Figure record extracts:
----
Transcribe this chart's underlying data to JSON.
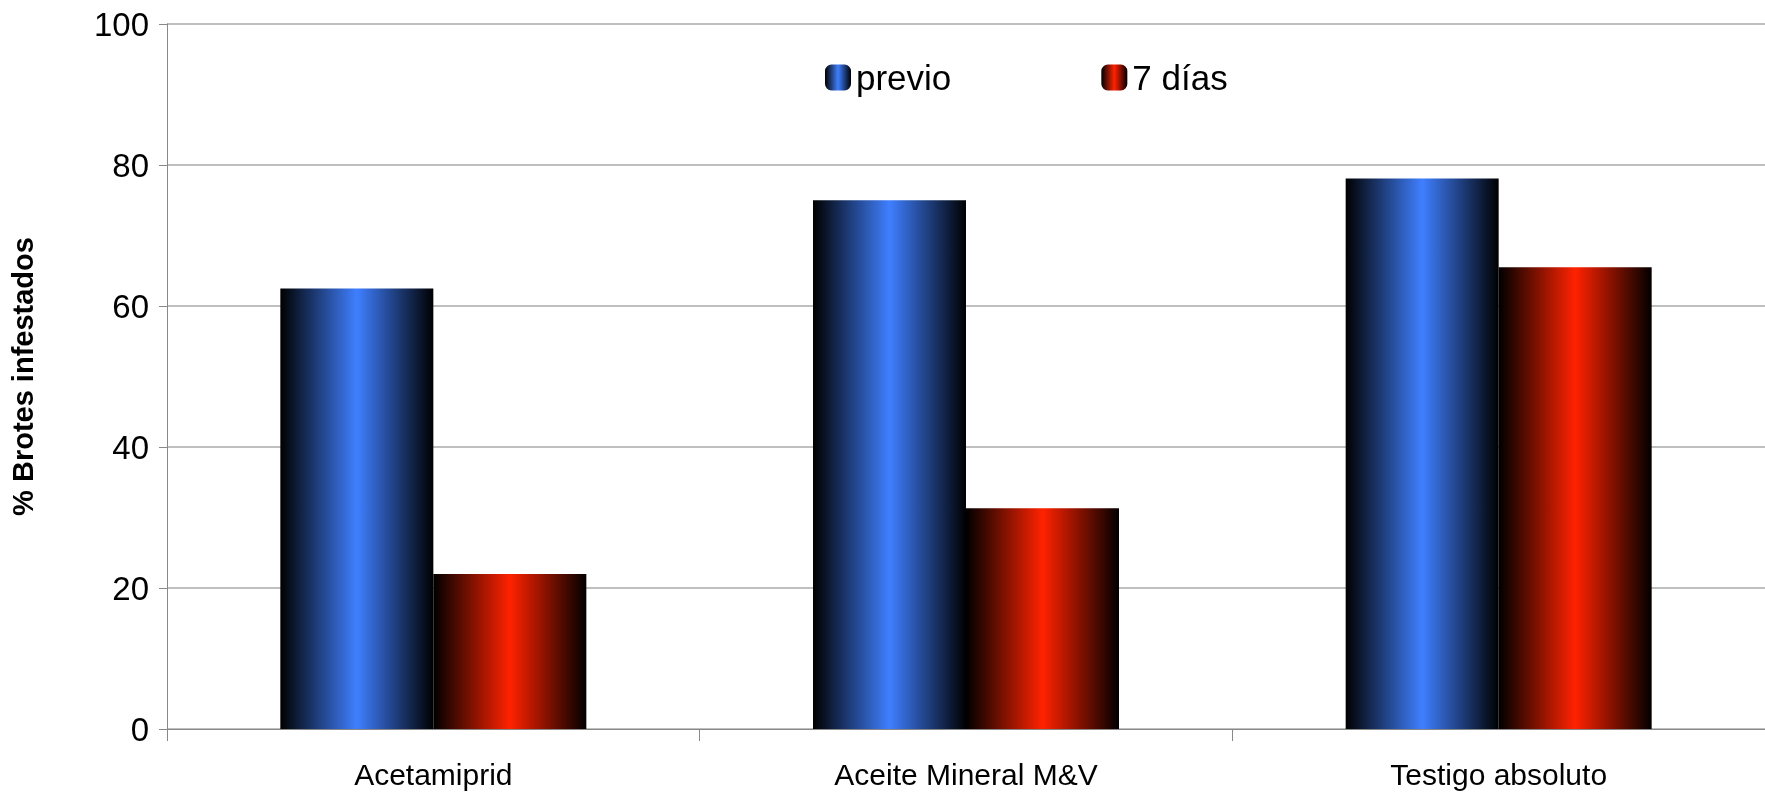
{
  "chart_data": {
    "type": "bar",
    "ylabel": "% Brotes infestados",
    "categories": [
      "Acetamiprid",
      "Aceite Mineral M&V",
      "Testigo absoluto"
    ],
    "series": [
      {
        "name": "previo",
        "color": "#3f7fff",
        "values": [
          62.5,
          75,
          78.1
        ]
      },
      {
        "name": "7 días",
        "color": "#ff2200",
        "values": [
          22,
          31.3,
          65.5
        ]
      }
    ],
    "ylim": [
      0,
      100
    ],
    "yticks": [
      0,
      20,
      40,
      60,
      80,
      100
    ],
    "grid": "y",
    "legend": "top"
  }
}
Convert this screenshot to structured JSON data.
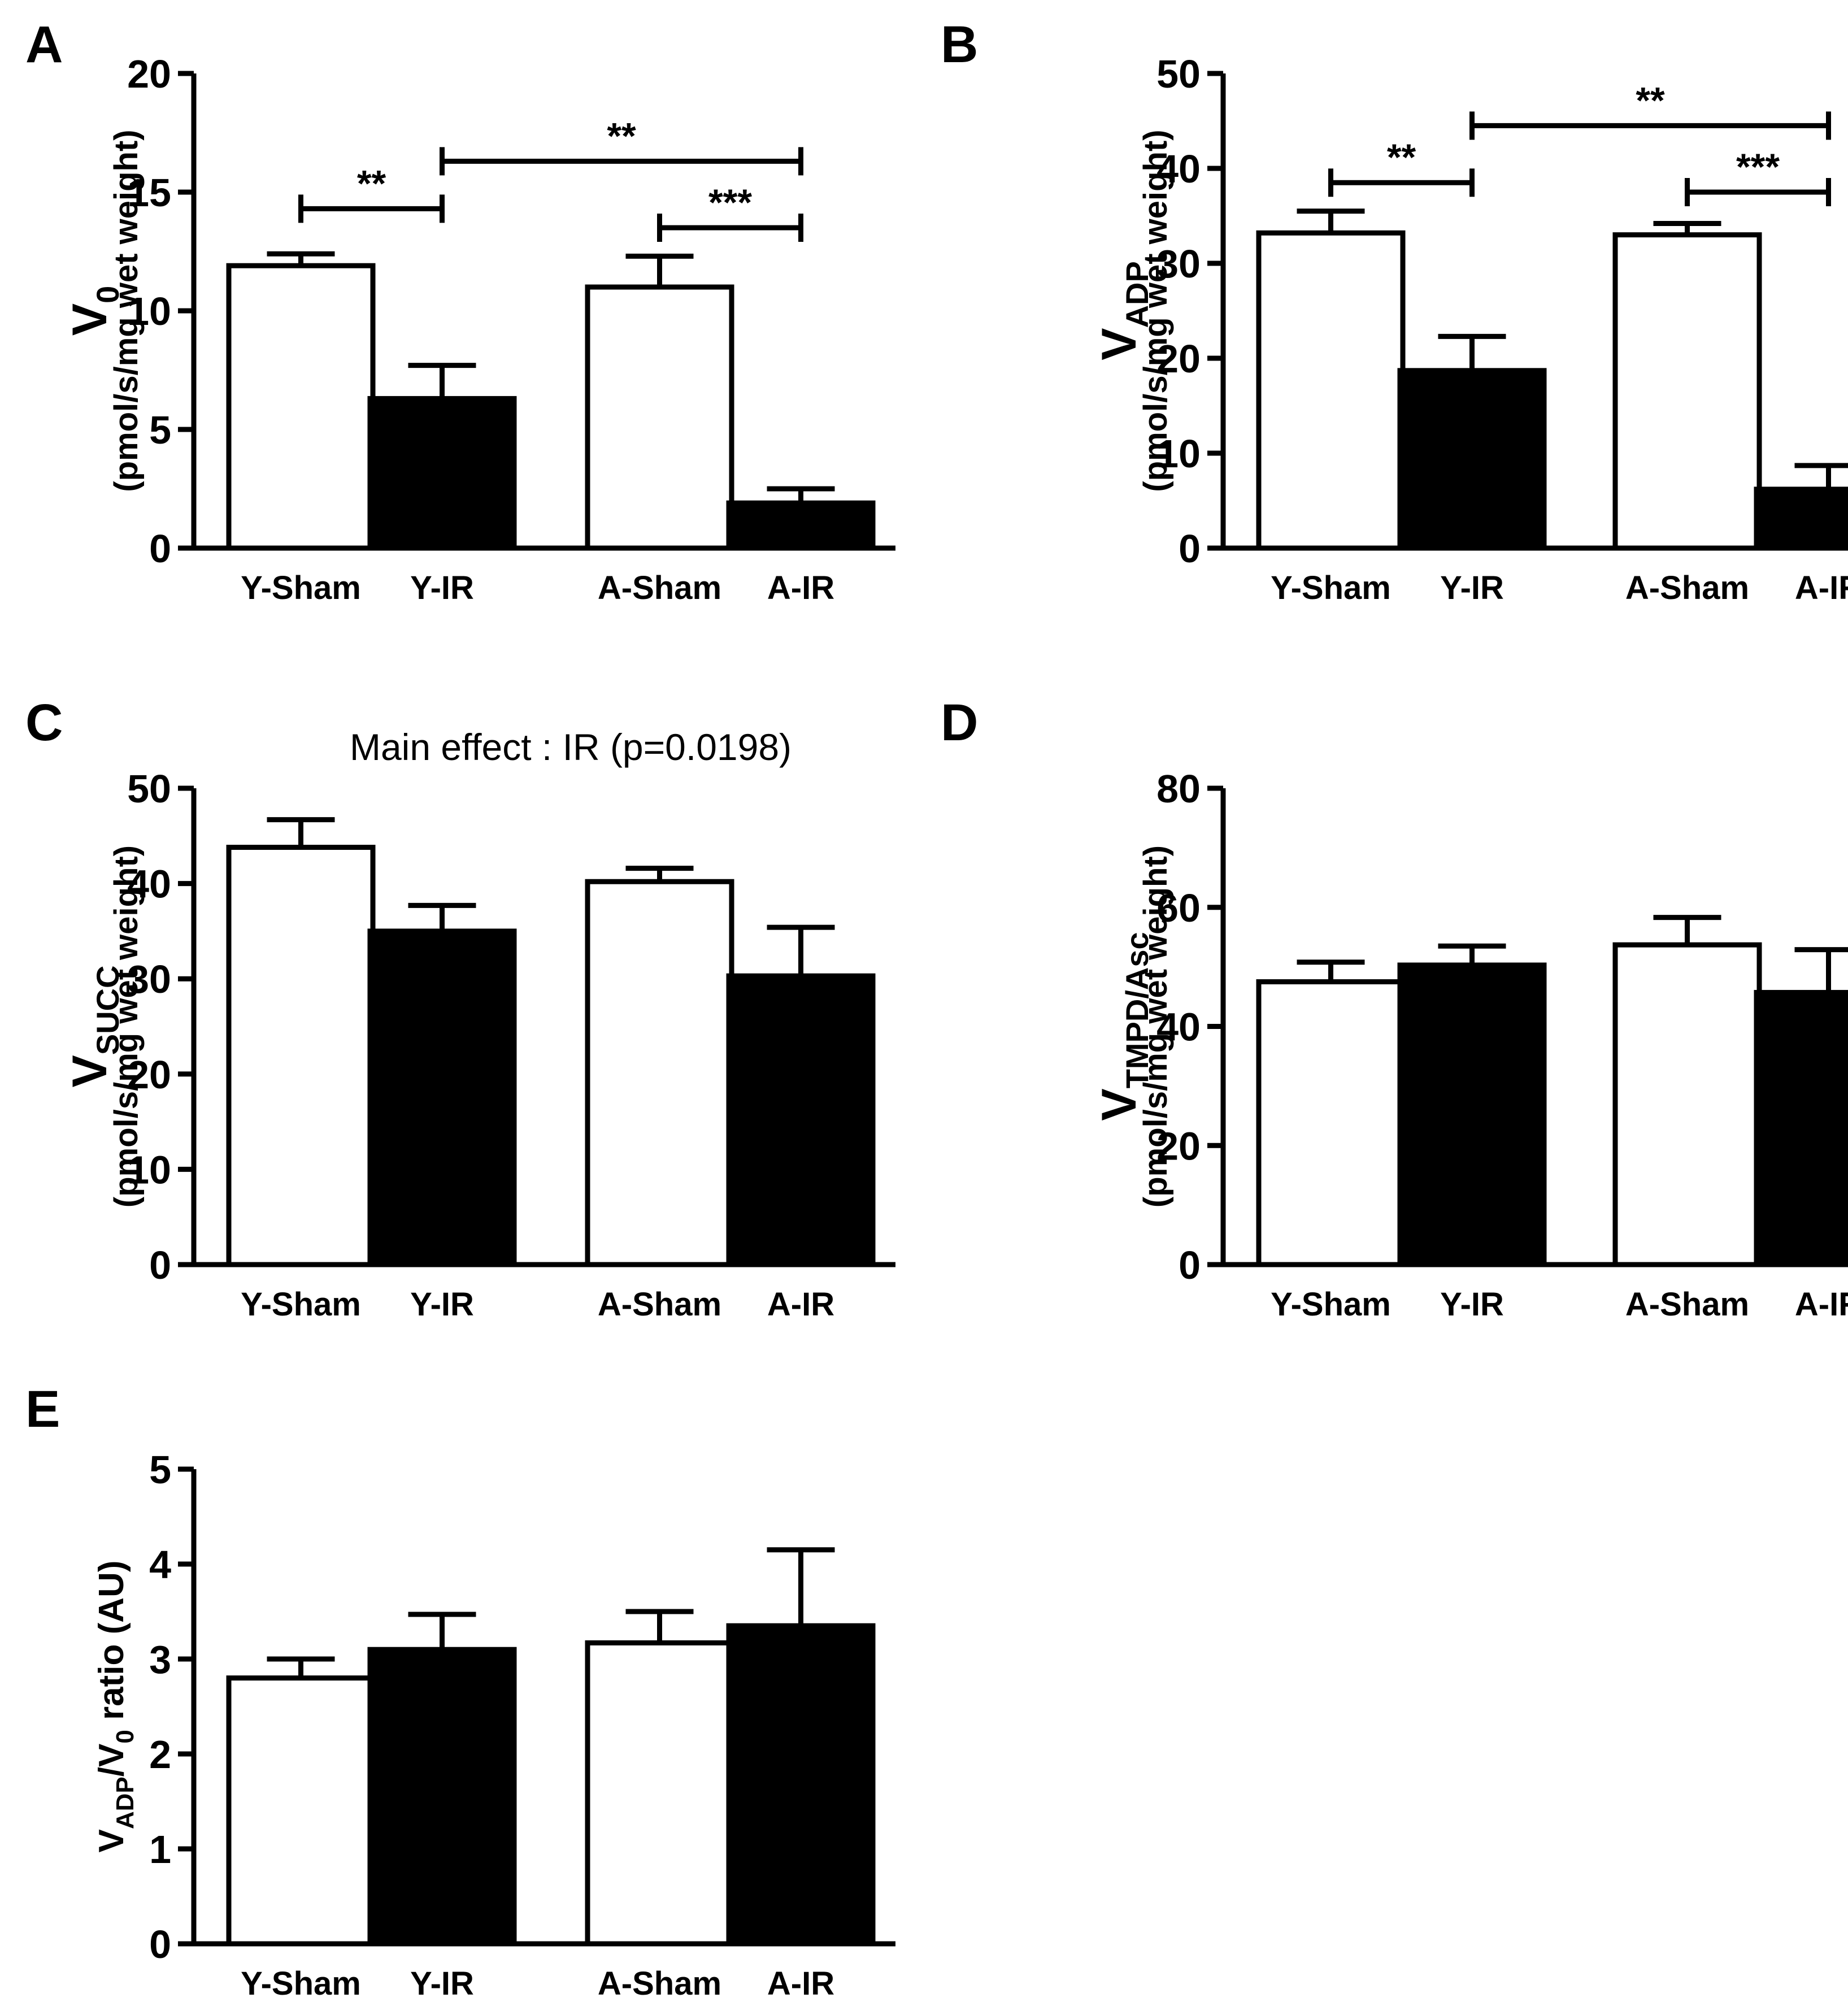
----
### Directions
Each entry should be repeated exactly as it appears; the pictures stay out.

### Task solution
Transcribe this chart's underlying data to JSON.
{
  "chart_data": {
    "type": "bar",
    "ylabel": "% Brotes infestados",
    "categories": [
      "Acetamiprid",
      "Aceite Mineral M&V",
      "Testigo absoluto"
    ],
    "series": [
      {
        "name": "previo",
        "color": "#3f7fff",
        "values": [
          62.5,
          75,
          78.1
        ]
      },
      {
        "name": "7 días",
        "color": "#ff2200",
        "values": [
          22,
          31.3,
          65.5
        ]
      }
    ],
    "ylim": [
      0,
      100
    ],
    "yticks": [
      0,
      20,
      40,
      60,
      80,
      100
    ],
    "grid": "y",
    "legend": "top"
  }
}
Convert this screenshot to structured JSON data.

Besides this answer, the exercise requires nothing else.